> _STORED ROWS_:
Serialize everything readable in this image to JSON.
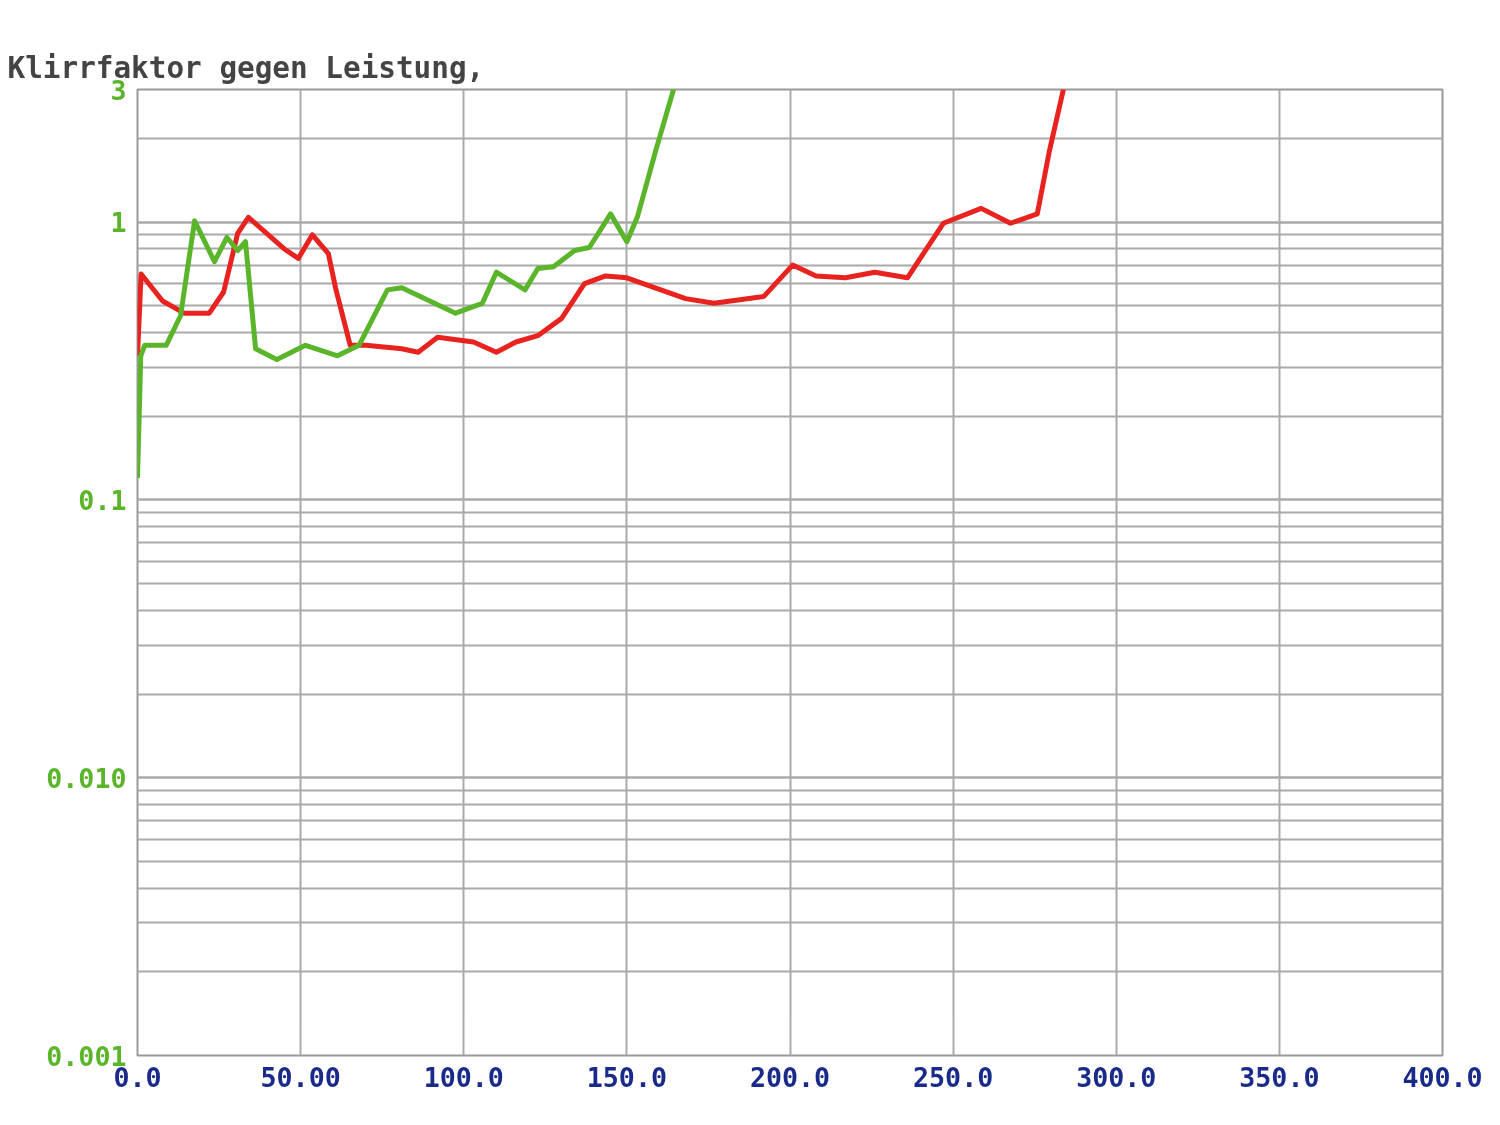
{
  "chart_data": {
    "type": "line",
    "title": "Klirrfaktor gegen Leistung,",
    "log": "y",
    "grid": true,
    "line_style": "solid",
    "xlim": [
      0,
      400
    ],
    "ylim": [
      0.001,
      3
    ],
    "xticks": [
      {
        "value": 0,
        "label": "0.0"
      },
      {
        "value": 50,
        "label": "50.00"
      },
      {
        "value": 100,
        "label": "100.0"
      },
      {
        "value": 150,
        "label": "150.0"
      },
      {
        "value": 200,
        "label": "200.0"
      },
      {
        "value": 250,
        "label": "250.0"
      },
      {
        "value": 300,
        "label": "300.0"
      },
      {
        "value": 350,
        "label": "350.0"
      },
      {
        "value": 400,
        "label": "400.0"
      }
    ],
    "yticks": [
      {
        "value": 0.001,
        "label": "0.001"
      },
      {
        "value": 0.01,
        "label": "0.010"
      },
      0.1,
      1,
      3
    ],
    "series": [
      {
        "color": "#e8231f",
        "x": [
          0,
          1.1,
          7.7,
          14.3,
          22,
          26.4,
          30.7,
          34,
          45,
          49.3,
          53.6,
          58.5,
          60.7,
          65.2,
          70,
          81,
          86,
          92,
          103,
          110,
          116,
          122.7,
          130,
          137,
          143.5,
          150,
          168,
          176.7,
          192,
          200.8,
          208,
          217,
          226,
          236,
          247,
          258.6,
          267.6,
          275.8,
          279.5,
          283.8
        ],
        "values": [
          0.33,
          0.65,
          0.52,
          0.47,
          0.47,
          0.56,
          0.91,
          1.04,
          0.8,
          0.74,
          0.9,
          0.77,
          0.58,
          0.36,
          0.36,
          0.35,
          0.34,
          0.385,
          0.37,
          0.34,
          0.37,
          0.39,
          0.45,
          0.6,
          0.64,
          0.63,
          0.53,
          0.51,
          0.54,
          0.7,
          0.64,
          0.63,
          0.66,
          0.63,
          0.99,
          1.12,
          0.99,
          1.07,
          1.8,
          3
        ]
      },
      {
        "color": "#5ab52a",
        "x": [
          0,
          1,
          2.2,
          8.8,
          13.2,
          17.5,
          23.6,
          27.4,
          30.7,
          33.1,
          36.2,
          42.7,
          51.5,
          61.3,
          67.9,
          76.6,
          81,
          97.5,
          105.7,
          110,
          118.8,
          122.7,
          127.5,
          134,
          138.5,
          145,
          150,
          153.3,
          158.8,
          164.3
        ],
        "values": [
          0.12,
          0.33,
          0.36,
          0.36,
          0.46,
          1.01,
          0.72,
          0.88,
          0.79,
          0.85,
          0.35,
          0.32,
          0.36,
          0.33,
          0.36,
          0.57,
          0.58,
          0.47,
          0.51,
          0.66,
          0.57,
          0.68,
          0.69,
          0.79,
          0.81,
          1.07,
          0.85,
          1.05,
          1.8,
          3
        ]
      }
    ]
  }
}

> _STATED EXERCISE_: Can the entries above be repeated exactly, without their pictures?

> _RESULT BELOW_:
Serialize everything readable in this image to JSON.
{
  "chart_data": {
    "type": "line",
    "title": "Klirrfaktor gegen Leistung,",
    "log": "y",
    "grid": true,
    "line_style": "solid",
    "xlim": [
      0,
      400
    ],
    "ylim": [
      0.001,
      3
    ],
    "xticks": [
      {
        "value": 0,
        "label": "0.0"
      },
      {
        "value": 50,
        "label": "50.00"
      },
      {
        "value": 100,
        "label": "100.0"
      },
      {
        "value": 150,
        "label": "150.0"
      },
      {
        "value": 200,
        "label": "200.0"
      },
      {
        "value": 250,
        "label": "250.0"
      },
      {
        "value": 300,
        "label": "300.0"
      },
      {
        "value": 350,
        "label": "350.0"
      },
      {
        "value": 400,
        "label": "400.0"
      }
    ],
    "yticks": [
      {
        "value": 0.001,
        "label": "0.001"
      },
      {
        "value": 0.01,
        "label": "0.010"
      },
      0.1,
      1,
      3
    ],
    "series": [
      {
        "color": "#e8231f",
        "x": [
          0,
          1.1,
          7.7,
          14.3,
          22,
          26.4,
          30.7,
          34,
          45,
          49.3,
          53.6,
          58.5,
          60.7,
          65.2,
          70,
          81,
          86,
          92,
          103,
          110,
          116,
          122.7,
          130,
          137,
          143.5,
          150,
          168,
          176.7,
          192,
          200.8,
          208,
          217,
          226,
          236,
          247,
          258.6,
          267.6,
          275.8,
          279.5,
          283.8
        ],
        "values": [
          0.33,
          0.65,
          0.52,
          0.47,
          0.47,
          0.56,
          0.91,
          1.04,
          0.8,
          0.74,
          0.9,
          0.77,
          0.58,
          0.36,
          0.36,
          0.35,
          0.34,
          0.385,
          0.37,
          0.34,
          0.37,
          0.39,
          0.45,
          0.6,
          0.64,
          0.63,
          0.53,
          0.51,
          0.54,
          0.7,
          0.64,
          0.63,
          0.66,
          0.63,
          0.99,
          1.12,
          0.99,
          1.07,
          1.8,
          3
        ]
      },
      {
        "color": "#5ab52a",
        "x": [
          0,
          1,
          2.2,
          8.8,
          13.2,
          17.5,
          23.6,
          27.4,
          30.7,
          33.1,
          36.2,
          42.7,
          51.5,
          61.3,
          67.9,
          76.6,
          81,
          97.5,
          105.7,
          110,
          118.8,
          122.7,
          127.5,
          134,
          138.5,
          145,
          150,
          153.3,
          158.8,
          164.3
        ],
        "values": [
          0.12,
          0.33,
          0.36,
          0.36,
          0.46,
          1.01,
          0.72,
          0.88,
          0.79,
          0.85,
          0.35,
          0.32,
          0.36,
          0.33,
          0.36,
          0.57,
          0.58,
          0.47,
          0.51,
          0.66,
          0.57,
          0.68,
          0.69,
          0.79,
          0.81,
          1.07,
          0.85,
          1.05,
          1.8,
          3
        ]
      }
    ]
  }
}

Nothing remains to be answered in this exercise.